**THE REQUEST:**
Repeat every line below exactly, word for word.
====================
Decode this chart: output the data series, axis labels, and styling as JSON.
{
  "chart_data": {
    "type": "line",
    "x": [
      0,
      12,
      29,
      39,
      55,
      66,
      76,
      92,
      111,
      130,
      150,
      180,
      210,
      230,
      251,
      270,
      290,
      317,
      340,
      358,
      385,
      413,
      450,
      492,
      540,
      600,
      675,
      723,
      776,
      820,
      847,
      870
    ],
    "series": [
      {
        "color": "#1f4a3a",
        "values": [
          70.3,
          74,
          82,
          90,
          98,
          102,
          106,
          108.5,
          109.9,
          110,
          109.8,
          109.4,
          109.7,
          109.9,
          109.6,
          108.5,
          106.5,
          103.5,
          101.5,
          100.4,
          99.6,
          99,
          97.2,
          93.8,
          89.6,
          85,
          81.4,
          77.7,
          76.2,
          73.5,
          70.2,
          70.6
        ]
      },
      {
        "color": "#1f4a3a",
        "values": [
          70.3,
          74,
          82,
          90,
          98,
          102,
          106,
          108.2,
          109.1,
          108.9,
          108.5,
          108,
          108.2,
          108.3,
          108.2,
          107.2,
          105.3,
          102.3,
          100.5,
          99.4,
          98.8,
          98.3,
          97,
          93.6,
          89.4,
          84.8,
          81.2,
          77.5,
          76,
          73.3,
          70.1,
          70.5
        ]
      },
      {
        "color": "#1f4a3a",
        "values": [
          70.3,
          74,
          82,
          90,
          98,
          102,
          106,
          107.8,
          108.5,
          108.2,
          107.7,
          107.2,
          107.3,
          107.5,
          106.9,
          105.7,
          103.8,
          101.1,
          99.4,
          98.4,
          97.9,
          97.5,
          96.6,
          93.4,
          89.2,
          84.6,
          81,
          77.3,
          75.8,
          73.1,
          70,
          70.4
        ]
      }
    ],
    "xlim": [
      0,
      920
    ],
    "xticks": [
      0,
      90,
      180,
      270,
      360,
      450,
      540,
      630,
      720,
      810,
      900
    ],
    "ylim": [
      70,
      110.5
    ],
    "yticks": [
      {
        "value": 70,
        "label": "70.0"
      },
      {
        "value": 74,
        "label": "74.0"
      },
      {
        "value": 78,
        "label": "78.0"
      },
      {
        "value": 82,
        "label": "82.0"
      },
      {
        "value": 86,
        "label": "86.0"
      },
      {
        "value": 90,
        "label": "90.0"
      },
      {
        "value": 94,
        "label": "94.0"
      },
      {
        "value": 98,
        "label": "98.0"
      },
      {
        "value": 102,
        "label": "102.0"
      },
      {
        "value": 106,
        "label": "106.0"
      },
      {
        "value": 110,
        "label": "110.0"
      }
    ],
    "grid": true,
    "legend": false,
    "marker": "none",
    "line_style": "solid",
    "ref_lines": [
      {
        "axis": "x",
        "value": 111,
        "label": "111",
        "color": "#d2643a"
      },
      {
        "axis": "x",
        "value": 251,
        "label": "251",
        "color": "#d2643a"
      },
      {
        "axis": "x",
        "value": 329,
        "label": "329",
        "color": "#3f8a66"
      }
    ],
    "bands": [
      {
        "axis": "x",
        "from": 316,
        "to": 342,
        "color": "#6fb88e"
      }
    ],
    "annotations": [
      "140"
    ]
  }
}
====================
**PROBLEM SOLUTION:**
Decode this chart: output the data series, axis labels, and styling as JSON.
{
  "chart_data": {
    "type": "line",
    "x": [
      0,
      12,
      29,
      39,
      55,
      66,
      76,
      92,
      111,
      130,
      150,
      180,
      210,
      230,
      251,
      270,
      290,
      317,
      340,
      358,
      385,
      413,
      450,
      492,
      540,
      600,
      675,
      723,
      776,
      820,
      847,
      870
    ],
    "series": [
      {
        "color": "#1f4a3a",
        "values": [
          70.3,
          74,
          82,
          90,
          98,
          102,
          106,
          108.5,
          109.9,
          110,
          109.8,
          109.4,
          109.7,
          109.9,
          109.6,
          108.5,
          106.5,
          103.5,
          101.5,
          100.4,
          99.6,
          99,
          97.2,
          93.8,
          89.6,
          85,
          81.4,
          77.7,
          76.2,
          73.5,
          70.2,
          70.6
        ]
      },
      {
        "color": "#1f4a3a",
        "values": [
          70.3,
          74,
          82,
          90,
          98,
          102,
          106,
          108.2,
          109.1,
          108.9,
          108.5,
          108,
          108.2,
          108.3,
          108.2,
          107.2,
          105.3,
          102.3,
          100.5,
          99.4,
          98.8,
          98.3,
          97,
          93.6,
          89.4,
          84.8,
          81.2,
          77.5,
          76,
          73.3,
          70.1,
          70.5
        ]
      },
      {
        "color": "#1f4a3a",
        "values": [
          70.3,
          74,
          82,
          90,
          98,
          102,
          106,
          107.8,
          108.5,
          108.2,
          107.7,
          107.2,
          107.3,
          107.5,
          106.9,
          105.7,
          103.8,
          101.1,
          99.4,
          98.4,
          97.9,
          97.5,
          96.6,
          93.4,
          89.2,
          84.6,
          81,
          77.3,
          75.8,
          73.1,
          70,
          70.4
        ]
      }
    ],
    "xlim": [
      0,
      920
    ],
    "xticks": [
      0,
      90,
      180,
      270,
      360,
      450,
      540,
      630,
      720,
      810,
      900
    ],
    "ylim": [
      70,
      110.5
    ],
    "yticks": [
      {
        "value": 70,
        "label": "70.0"
      },
      {
        "value": 74,
        "label": "74.0"
      },
      {
        "value": 78,
        "label": "78.0"
      },
      {
        "value": 82,
        "label": "82.0"
      },
      {
        "value": 86,
        "label": "86.0"
      },
      {
        "value": 90,
        "label": "90.0"
      },
      {
        "value": 94,
        "label": "94.0"
      },
      {
        "value": 98,
        "label": "98.0"
      },
      {
        "value": 102,
        "label": "102.0"
      },
      {
        "value": 106,
        "label": "106.0"
      },
      {
        "value": 110,
        "label": "110.0"
      }
    ],
    "grid": true,
    "legend": false,
    "marker": "none",
    "line_style": "solid",
    "ref_lines": [
      {
        "axis": "x",
        "value": 111,
        "label": "111",
        "color": "#d2643a"
      },
      {
        "axis": "x",
        "value": 251,
        "label": "251",
        "color": "#d2643a"
      },
      {
        "axis": "x",
        "value": 329,
        "label": "329",
        "color": "#3f8a66"
      }
    ],
    "bands": [
      {
        "axis": "x",
        "from": 316,
        "to": 342,
        "color": "#6fb88e"
      }
    ],
    "annotations": [
      "140"
    ]
  }
}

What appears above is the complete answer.